-- Begin --

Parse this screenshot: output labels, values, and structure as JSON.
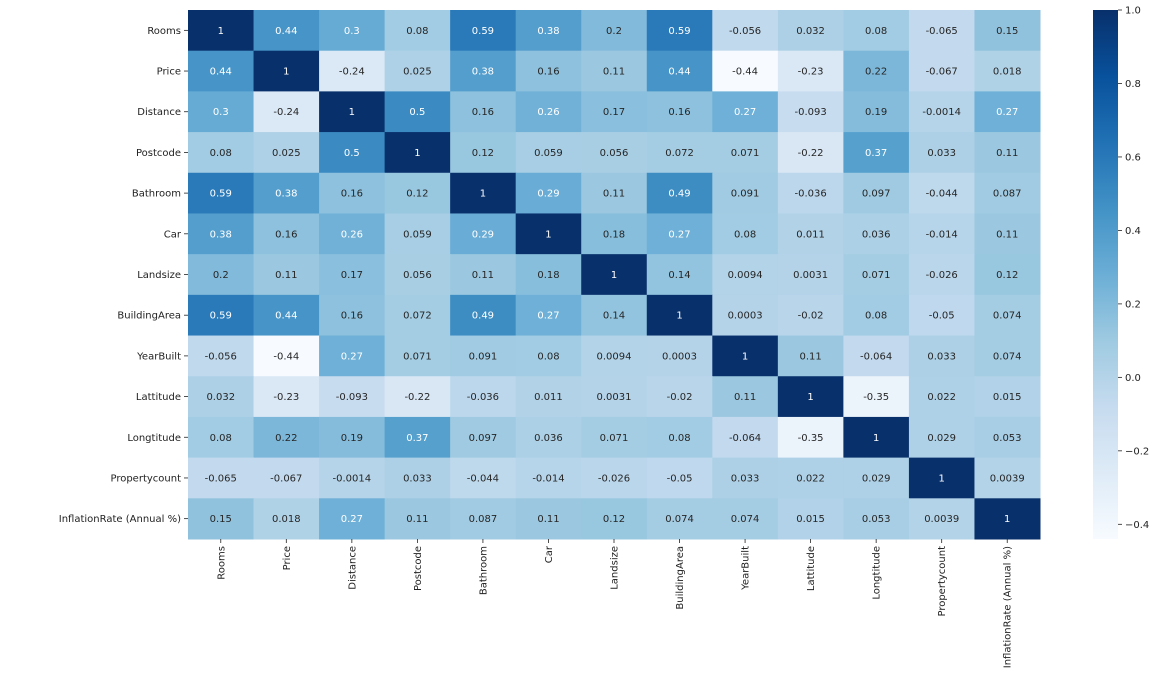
{
  "chart_data": {
    "type": "heatmap",
    "title": "",
    "colormap": "Blues",
    "labels": [
      "Rooms",
      "Price",
      "Distance",
      "Postcode",
      "Bathroom",
      "Car",
      "Landsize",
      "BuildingArea",
      "YearBuilt",
      "Lattitude",
      "Longtitude",
      "Propertycount",
      "InflationRate (Annual %)"
    ],
    "values": [
      [
        "1",
        "0.44",
        "0.3",
        "0.08",
        "0.59",
        "0.38",
        "0.2",
        "0.59",
        "-0.056",
        "0.032",
        "0.08",
        "-0.065",
        "0.15"
      ],
      [
        "0.44",
        "1",
        "-0.24",
        "0.025",
        "0.38",
        "0.16",
        "0.11",
        "0.44",
        "-0.44",
        "-0.23",
        "0.22",
        "-0.067",
        "0.018"
      ],
      [
        "0.3",
        "-0.24",
        "1",
        "0.5",
        "0.16",
        "0.26",
        "0.17",
        "0.16",
        "0.27",
        "-0.093",
        "0.19",
        "-0.0014",
        "0.27"
      ],
      [
        "0.08",
        "0.025",
        "0.5",
        "1",
        "0.12",
        "0.059",
        "0.056",
        "0.072",
        "0.071",
        "-0.22",
        "0.37",
        "0.033",
        "0.11"
      ],
      [
        "0.59",
        "0.38",
        "0.16",
        "0.12",
        "1",
        "0.29",
        "0.11",
        "0.49",
        "0.091",
        "-0.036",
        "0.097",
        "-0.044",
        "0.087"
      ],
      [
        "0.38",
        "0.16",
        "0.26",
        "0.059",
        "0.29",
        "1",
        "0.18",
        "0.27",
        "0.08",
        "0.011",
        "0.036",
        "-0.014",
        "0.11"
      ],
      [
        "0.2",
        "0.11",
        "0.17",
        "0.056",
        "0.11",
        "0.18",
        "1",
        "0.14",
        "0.0094",
        "0.0031",
        "0.071",
        "-0.026",
        "0.12"
      ],
      [
        "0.59",
        "0.44",
        "0.16",
        "0.072",
        "0.49",
        "0.27",
        "0.14",
        "1",
        "0.0003",
        "-0.02",
        "0.08",
        "-0.05",
        "0.074"
      ],
      [
        "-0.056",
        "-0.44",
        "0.27",
        "0.071",
        "0.091",
        "0.08",
        "0.0094",
        "0.0003",
        "1",
        "0.11",
        "-0.064",
        "0.033",
        "0.074"
      ],
      [
        "0.032",
        "-0.23",
        "-0.093",
        "-0.22",
        "-0.036",
        "0.011",
        "0.0031",
        "-0.02",
        "0.11",
        "1",
        "-0.35",
        "0.022",
        "0.015"
      ],
      [
        "0.08",
        "0.22",
        "0.19",
        "0.37",
        "0.097",
        "0.036",
        "0.071",
        "0.08",
        "-0.064",
        "-0.35",
        "1",
        "0.029",
        "0.053"
      ],
      [
        "-0.065",
        "-0.067",
        "-0.0014",
        "0.033",
        "-0.044",
        "-0.014",
        "-0.026",
        "-0.05",
        "0.033",
        "0.022",
        "0.029",
        "1",
        "0.0039"
      ],
      [
        "0.15",
        "0.018",
        "0.27",
        "0.11",
        "0.087",
        "0.11",
        "0.12",
        "0.074",
        "0.074",
        "0.015",
        "0.053",
        "0.0039",
        "1"
      ]
    ],
    "colorbar": {
      "range": [
        -0.44,
        1.0
      ],
      "ticks": [
        "1.0",
        "0.8",
        "0.6",
        "0.4",
        "0.2",
        "0.0",
        "−0.2",
        "−0.4"
      ],
      "tick_values": [
        1.0,
        0.8,
        0.6,
        0.4,
        0.2,
        0.0,
        -0.2,
        -0.4
      ]
    }
  }
}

-- End --

YOUR OBJECTIVE: Repeat the listing above exactly, with no pictures.

SOLUTION:
Parse this screenshot: output labels, values, and structure as JSON.
{
  "chart_data": {
    "type": "heatmap",
    "title": "",
    "colormap": "Blues",
    "labels": [
      "Rooms",
      "Price",
      "Distance",
      "Postcode",
      "Bathroom",
      "Car",
      "Landsize",
      "BuildingArea",
      "YearBuilt",
      "Lattitude",
      "Longtitude",
      "Propertycount",
      "InflationRate (Annual %)"
    ],
    "values": [
      [
        "1",
        "0.44",
        "0.3",
        "0.08",
        "0.59",
        "0.38",
        "0.2",
        "0.59",
        "-0.056",
        "0.032",
        "0.08",
        "-0.065",
        "0.15"
      ],
      [
        "0.44",
        "1",
        "-0.24",
        "0.025",
        "0.38",
        "0.16",
        "0.11",
        "0.44",
        "-0.44",
        "-0.23",
        "0.22",
        "-0.067",
        "0.018"
      ],
      [
        "0.3",
        "-0.24",
        "1",
        "0.5",
        "0.16",
        "0.26",
        "0.17",
        "0.16",
        "0.27",
        "-0.093",
        "0.19",
        "-0.0014",
        "0.27"
      ],
      [
        "0.08",
        "0.025",
        "0.5",
        "1",
        "0.12",
        "0.059",
        "0.056",
        "0.072",
        "0.071",
        "-0.22",
        "0.37",
        "0.033",
        "0.11"
      ],
      [
        "0.59",
        "0.38",
        "0.16",
        "0.12",
        "1",
        "0.29",
        "0.11",
        "0.49",
        "0.091",
        "-0.036",
        "0.097",
        "-0.044",
        "0.087"
      ],
      [
        "0.38",
        "0.16",
        "0.26",
        "0.059",
        "0.29",
        "1",
        "0.18",
        "0.27",
        "0.08",
        "0.011",
        "0.036",
        "-0.014",
        "0.11"
      ],
      [
        "0.2",
        "0.11",
        "0.17",
        "0.056",
        "0.11",
        "0.18",
        "1",
        "0.14",
        "0.0094",
        "0.0031",
        "0.071",
        "-0.026",
        "0.12"
      ],
      [
        "0.59",
        "0.44",
        "0.16",
        "0.072",
        "0.49",
        "0.27",
        "0.14",
        "1",
        "0.0003",
        "-0.02",
        "0.08",
        "-0.05",
        "0.074"
      ],
      [
        "-0.056",
        "-0.44",
        "0.27",
        "0.071",
        "0.091",
        "0.08",
        "0.0094",
        "0.0003",
        "1",
        "0.11",
        "-0.064",
        "0.033",
        "0.074"
      ],
      [
        "0.032",
        "-0.23",
        "-0.093",
        "-0.22",
        "-0.036",
        "0.011",
        "0.0031",
        "-0.02",
        "0.11",
        "1",
        "-0.35",
        "0.022",
        "0.015"
      ],
      [
        "0.08",
        "0.22",
        "0.19",
        "0.37",
        "0.097",
        "0.036",
        "0.071",
        "0.08",
        "-0.064",
        "-0.35",
        "1",
        "0.029",
        "0.053"
      ],
      [
        "-0.065",
        "-0.067",
        "-0.0014",
        "0.033",
        "-0.044",
        "-0.014",
        "-0.026",
        "-0.05",
        "0.033",
        "0.022",
        "0.029",
        "1",
        "0.0039"
      ],
      [
        "0.15",
        "0.018",
        "0.27",
        "0.11",
        "0.087",
        "0.11",
        "0.12",
        "0.074",
        "0.074",
        "0.015",
        "0.053",
        "0.0039",
        "1"
      ]
    ],
    "colorbar": {
      "range": [
        -0.44,
        1.0
      ],
      "ticks": [
        "1.0",
        "0.8",
        "0.6",
        "0.4",
        "0.2",
        "0.0",
        "−0.2",
        "−0.4"
      ],
      "tick_values": [
        1.0,
        0.8,
        0.6,
        0.4,
        0.2,
        0.0,
        -0.2,
        -0.4
      ]
    }
  }
}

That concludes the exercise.